--- BEGIN SUPPLIED ENTRIES ---

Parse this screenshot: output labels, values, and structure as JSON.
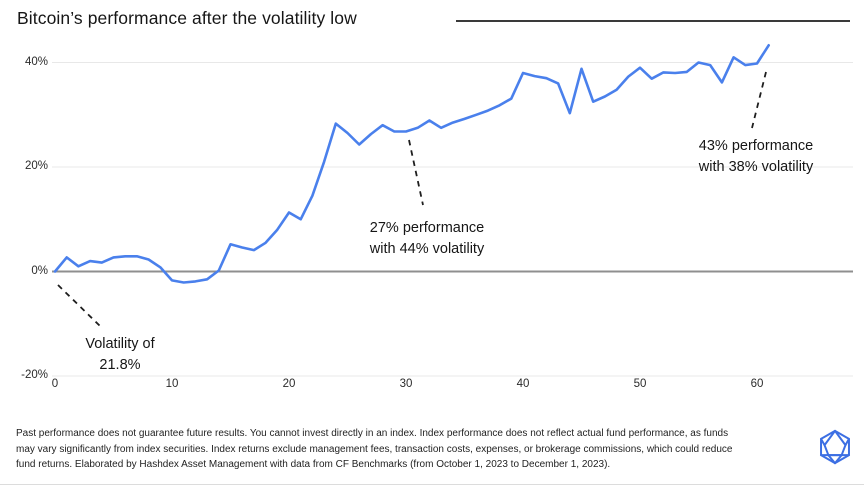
{
  "title": "Bitcoin’s performance after the volatility low",
  "chart_data": {
    "type": "line",
    "title": "Bitcoin’s performance after the volatility low",
    "xlabel": "",
    "ylabel": "",
    "x_start": 0,
    "x_step": 1,
    "x": [
      0,
      1,
      2,
      3,
      4,
      5,
      6,
      7,
      8,
      9,
      10,
      11,
      12,
      13,
      14,
      15,
      16,
      17,
      18,
      19,
      20,
      21,
      22,
      23,
      24,
      25,
      26,
      27,
      28,
      29,
      30,
      31,
      32,
      33,
      34,
      35,
      36,
      37,
      38,
      39,
      40,
      41,
      42,
      43,
      44,
      45,
      46,
      47,
      48,
      49,
      50,
      51,
      52,
      53,
      54,
      55,
      56,
      57,
      58,
      59,
      60,
      61
    ],
    "values": [
      0,
      2.7,
      1.0,
      2.0,
      1.7,
      2.7,
      2.9,
      2.9,
      2.3,
      0.8,
      -1.7,
      -2.1,
      -1.9,
      -1.5,
      0.2,
      5.2,
      4.6,
      4.1,
      5.5,
      8.0,
      11.3,
      10.0,
      14.5,
      21.0,
      28.3,
      26.5,
      24.3,
      26.3,
      28.0,
      26.8,
      26.8,
      27.5,
      28.9,
      27.5,
      28.5,
      29.2,
      30.0,
      30.8,
      31.8,
      33.1,
      38.0,
      37.4,
      37.0,
      36.0,
      30.3,
      38.8,
      32.5,
      33.5,
      34.8,
      37.3,
      39.0,
      36.9,
      38.1,
      38.0,
      38.2,
      40.0,
      39.5,
      36.2,
      41.0,
      39.5,
      39.8,
      43.3
    ],
    "xticks": [
      0,
      10,
      20,
      30,
      40,
      50,
      60
    ],
    "yticks": [
      {
        "value": 40,
        "label": "40%"
      },
      {
        "value": 20,
        "label": "20%"
      },
      {
        "value": 0,
        "label": "0%"
      },
      {
        "value": -20,
        "label": "-20%"
      }
    ],
    "ylim": [
      -20,
      45
    ],
    "xlim": [
      0,
      61
    ],
    "grid": true,
    "legend": "none",
    "line_color": "#4A80EC",
    "zero_axis_color": "#8f8f8f",
    "gridline_color": "#e8e8e8"
  },
  "annotations": [
    {
      "line1": "Volatility of",
      "line2": "21.8%"
    },
    {
      "line1": "27% performance",
      "line2": "with 44% volatility"
    },
    {
      "line1": "43% performance",
      "line2": "with 38% volatility"
    }
  ],
  "footer": {
    "lines": [
      "Past performance does not guarantee future results. You cannot invest directly in an index. Index performance does not reflect actual fund performance, as funds",
      "may vary significantly from index securities. Index returns exclude management fees, transaction costs, expenses, or brokerage commissions, which could reduce",
      "fund returns. Elaborated by Hashdex Asset Management with data from CF Benchmarks (from October 1, 2023 to December 1, 2023)."
    ]
  },
  "logo": {
    "name": "hashdex-polyhedron-logo",
    "color": "#3C6FE3"
  },
  "colors": {
    "title_text": "#161616",
    "annotation_text": "#161616",
    "tick_text": "#2b2b2b",
    "dashed_connector": "#1e1e1e"
  }
}
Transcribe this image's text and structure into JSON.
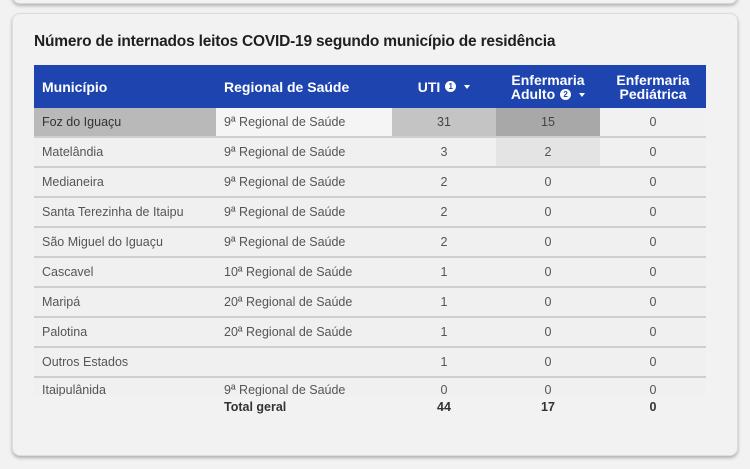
{
  "card": {
    "title": "Número de internados leitos COVID-19 segundo município de residência"
  },
  "table": {
    "headers": {
      "municipio": "Município",
      "regional": "Regional de Saúde",
      "uti": "UTI",
      "uti_badge": "1",
      "enf_adulto_line1": "Enfermaria",
      "enf_adulto_line2": "Adulto",
      "enf_adulto_badge": "2",
      "enf_ped_line1": "Enfermaria",
      "enf_ped_line2": "Pediátrica"
    },
    "rows": [
      {
        "municipio": "Foz do Iguaçu",
        "regional": "9ª Regional de Saúde",
        "uti": "31",
        "enf_adulto": "15",
        "enf_ped": "0"
      },
      {
        "municipio": "Matelândia",
        "regional": "9ª Regional de Saúde",
        "uti": "3",
        "enf_adulto": "2",
        "enf_ped": "0"
      },
      {
        "municipio": "Medianeira",
        "regional": "9ª Regional de Saúde",
        "uti": "2",
        "enf_adulto": "0",
        "enf_ped": "0"
      },
      {
        "municipio": "Santa Terezinha de Itaipu",
        "regional": "9ª Regional de Saúde",
        "uti": "2",
        "enf_adulto": "0",
        "enf_ped": "0"
      },
      {
        "municipio": "São Miguel do Iguaçu",
        "regional": "9ª Regional de Saúde",
        "uti": "2",
        "enf_adulto": "0",
        "enf_ped": "0"
      },
      {
        "municipio": "Cascavel",
        "regional": "10ª Regional de Saúde",
        "uti": "1",
        "enf_adulto": "0",
        "enf_ped": "0"
      },
      {
        "municipio": "Maripá",
        "regional": "20ª Regional de Saúde",
        "uti": "1",
        "enf_adulto": "0",
        "enf_ped": "0"
      },
      {
        "municipio": "Palotina",
        "regional": "20ª Regional de Saúde",
        "uti": "1",
        "enf_adulto": "0",
        "enf_ped": "0"
      },
      {
        "municipio": "Outros Estados",
        "regional": "",
        "uti": "1",
        "enf_adulto": "0",
        "enf_ped": "0"
      },
      {
        "municipio": "Itaipulânida",
        "regional": "9ª Regional de Saúde",
        "uti": "0",
        "enf_adulto": "0",
        "enf_ped": "0"
      }
    ],
    "total": {
      "label": "Total geral",
      "uti": "44",
      "enf_adulto": "17",
      "enf_ped": "0"
    }
  },
  "colors": {
    "header_bg": "#1e44b0",
    "highlight_dark": "#a8a8a8",
    "highlight_mid": "#c4c4c4"
  }
}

--- END SUPPLIED ENTRIES ---

# STATED GOAL
Copy all the data exactly as written, but skip any picture.

# FULL ANSWER
Parse this screenshot: output labels, values, and structure as JSON.
{
  "title": "Bitcoin’s performance after the volatility low",
  "chart_data": {
    "type": "line",
    "title": "Bitcoin’s performance after the volatility low",
    "xlabel": "",
    "ylabel": "",
    "x_start": 0,
    "x_step": 1,
    "x": [
      0,
      1,
      2,
      3,
      4,
      5,
      6,
      7,
      8,
      9,
      10,
      11,
      12,
      13,
      14,
      15,
      16,
      17,
      18,
      19,
      20,
      21,
      22,
      23,
      24,
      25,
      26,
      27,
      28,
      29,
      30,
      31,
      32,
      33,
      34,
      35,
      36,
      37,
      38,
      39,
      40,
      41,
      42,
      43,
      44,
      45,
      46,
      47,
      48,
      49,
      50,
      51,
      52,
      53,
      54,
      55,
      56,
      57,
      58,
      59,
      60,
      61
    ],
    "values": [
      0,
      2.7,
      1.0,
      2.0,
      1.7,
      2.7,
      2.9,
      2.9,
      2.3,
      0.8,
      -1.7,
      -2.1,
      -1.9,
      -1.5,
      0.2,
      5.2,
      4.6,
      4.1,
      5.5,
      8.0,
      11.3,
      10.0,
      14.5,
      21.0,
      28.3,
      26.5,
      24.3,
      26.3,
      28.0,
      26.8,
      26.8,
      27.5,
      28.9,
      27.5,
      28.5,
      29.2,
      30.0,
      30.8,
      31.8,
      33.1,
      38.0,
      37.4,
      37.0,
      36.0,
      30.3,
      38.8,
      32.5,
      33.5,
      34.8,
      37.3,
      39.0,
      36.9,
      38.1,
      38.0,
      38.2,
      40.0,
      39.5,
      36.2,
      41.0,
      39.5,
      39.8,
      43.3
    ],
    "xticks": [
      0,
      10,
      20,
      30,
      40,
      50,
      60
    ],
    "yticks": [
      {
        "value": 40,
        "label": "40%"
      },
      {
        "value": 20,
        "label": "20%"
      },
      {
        "value": 0,
        "label": "0%"
      },
      {
        "value": -20,
        "label": "-20%"
      }
    ],
    "ylim": [
      -20,
      45
    ],
    "xlim": [
      0,
      61
    ],
    "grid": true,
    "legend": "none",
    "line_color": "#4A80EC",
    "zero_axis_color": "#8f8f8f",
    "gridline_color": "#e8e8e8"
  },
  "annotations": [
    {
      "line1": "Volatility of",
      "line2": "21.8%"
    },
    {
      "line1": "27% performance",
      "line2": "with 44% volatility"
    },
    {
      "line1": "43% performance",
      "line2": "with 38% volatility"
    }
  ],
  "footer": {
    "lines": [
      "Past performance does not guarantee future results. You cannot invest directly in an index. Index performance does not reflect actual fund performance, as funds",
      "may vary significantly from index securities. Index returns exclude management fees, transaction costs, expenses, or brokerage commissions, which could reduce",
      "fund returns. Elaborated by Hashdex Asset Management with data from CF Benchmarks (from October 1, 2023 to December 1, 2023)."
    ]
  },
  "logo": {
    "name": "hashdex-polyhedron-logo",
    "color": "#3C6FE3"
  },
  "colors": {
    "title_text": "#161616",
    "annotation_text": "#161616",
    "tick_text": "#2b2b2b",
    "dashed_connector": "#1e1e1e"
  }
}
Transcribe this image's text and structure into JSON.
{
  "card": {
    "title": "Número de internados leitos COVID-19 segundo município de residência"
  },
  "table": {
    "headers": {
      "municipio": "Município",
      "regional": "Regional de Saúde",
      "uti": "UTI",
      "uti_badge": "1",
      "enf_adulto_line1": "Enfermaria",
      "enf_adulto_line2": "Adulto",
      "enf_adulto_badge": "2",
      "enf_ped_line1": "Enfermaria",
      "enf_ped_line2": "Pediátrica"
    },
    "rows": [
      {
        "municipio": "Foz do Iguaçu",
        "regional": "9ª Regional de Saúde",
        "uti": "31",
        "enf_adulto": "15",
        "enf_ped": "0"
      },
      {
        "municipio": "Matelândia",
        "regional": "9ª Regional de Saúde",
        "uti": "3",
        "enf_adulto": "2",
        "enf_ped": "0"
      },
      {
        "municipio": "Medianeira",
        "regional": "9ª Regional de Saúde",
        "uti": "2",
        "enf_adulto": "0",
        "enf_ped": "0"
      },
      {
        "municipio": "Santa Terezinha de Itaipu",
        "regional": "9ª Regional de Saúde",
        "uti": "2",
        "enf_adulto": "0",
        "enf_ped": "0"
      },
      {
        "municipio": "São Miguel do Iguaçu",
        "regional": "9ª Regional de Saúde",
        "uti": "2",
        "enf_adulto": "0",
        "enf_ped": "0"
      },
      {
        "municipio": "Cascavel",
        "regional": "10ª Regional de Saúde",
        "uti": "1",
        "enf_adulto": "0",
        "enf_ped": "0"
      },
      {
        "municipio": "Maripá",
        "regional": "20ª Regional de Saúde",
        "uti": "1",
        "enf_adulto": "0",
        "enf_ped": "0"
      },
      {
        "municipio": "Palotina",
        "regional": "20ª Regional de Saúde",
        "uti": "1",
        "enf_adulto": "0",
        "enf_ped": "0"
      },
      {
        "municipio": "Outros Estados",
        "regional": "",
        "uti": "1",
        "enf_adulto": "0",
        "enf_ped": "0"
      },
      {
        "municipio": "Itaipulânida",
        "regional": "9ª Regional de Saúde",
        "uti": "0",
        "enf_adulto": "0",
        "enf_ped": "0"
      }
    ],
    "total": {
      "label": "Total geral",
      "uti": "44",
      "enf_adulto": "17",
      "enf_ped": "0"
    }
  },
  "colors": {
    "header_bg": "#1e44b0",
    "highlight_dark": "#a8a8a8",
    "highlight_mid": "#c4c4c4"
  }
}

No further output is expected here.